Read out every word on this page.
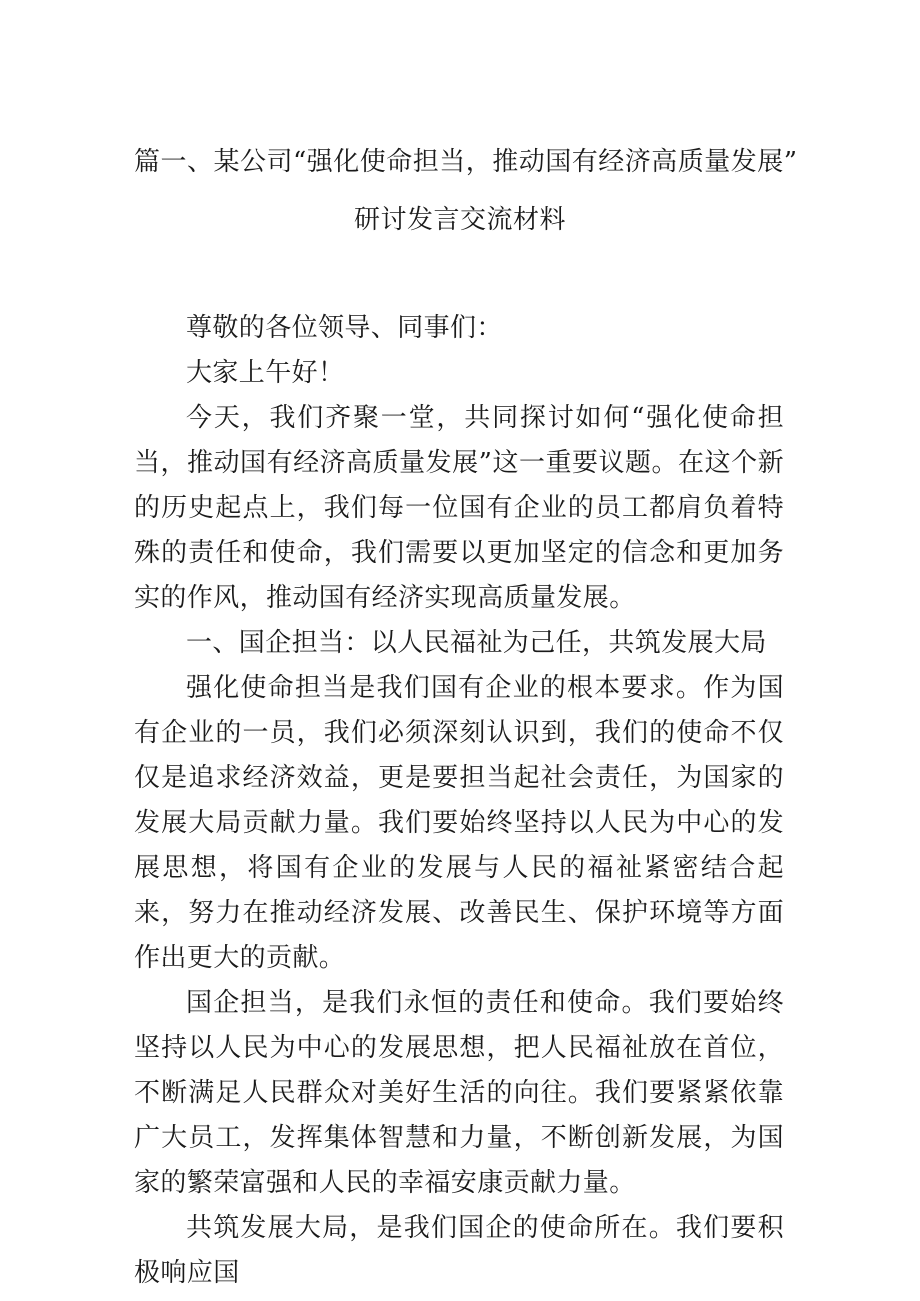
篇一、某公司“强化使命担当，推动国有经济高质量发展”
研讨发言交流材料

尊敬的各位领导、同事们：

大家上午好！

今天，我们齐聚一堂，共同探讨如何“强化使命担当，推动国有经济高质量发展”这一重要议题。在这个新的历史起点上，我们每一位国有企业的员工都肩负着特殊的责任和使命，我们需要以更加坚定的信念和更加务实的作风，推动国有经济实现高质量发展。

一、国企担当：以人民福祉为己任，共筑发展大局

强化使命担当是我们国有企业的根本要求。作为国有企业的一员，我们必须深刻认识到，我们的使命不仅仅是追求经济效益，更是要担当起社会责任，为国家的发展大局贡献力量。我们要始终坚持以人民为中心的发展思想，将国有企业的发展与人民的福祉紧密结合起来，努力在推动经济发展、改善民生、保护环境等方面作出更大的贡献。

国企担当，是我们永恒的责任和使命。我们要始终坚持以人民为中心的发展思想，把人民福祉放在首位，不断满足人民群众对美好生活的向往。我们要紧紧依靠广大员工，发挥集体智慧和力量，不断创新发展，为国家的繁荣富强和人民的幸福安康贡献力量。

共筑发展大局，是我们国企的使命所在。我们要积极响应国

◆ **INSTRUCTIONS TO FOLLOW**: From the entries above, copy every line where the word "共筑发展大局" shows up.

◆ **TASK OUTPUT**:
一、国企担当：以人民福祉为己任，共筑发展大局
共筑发展大局，是我们国企的使命所在。我们要积极响应国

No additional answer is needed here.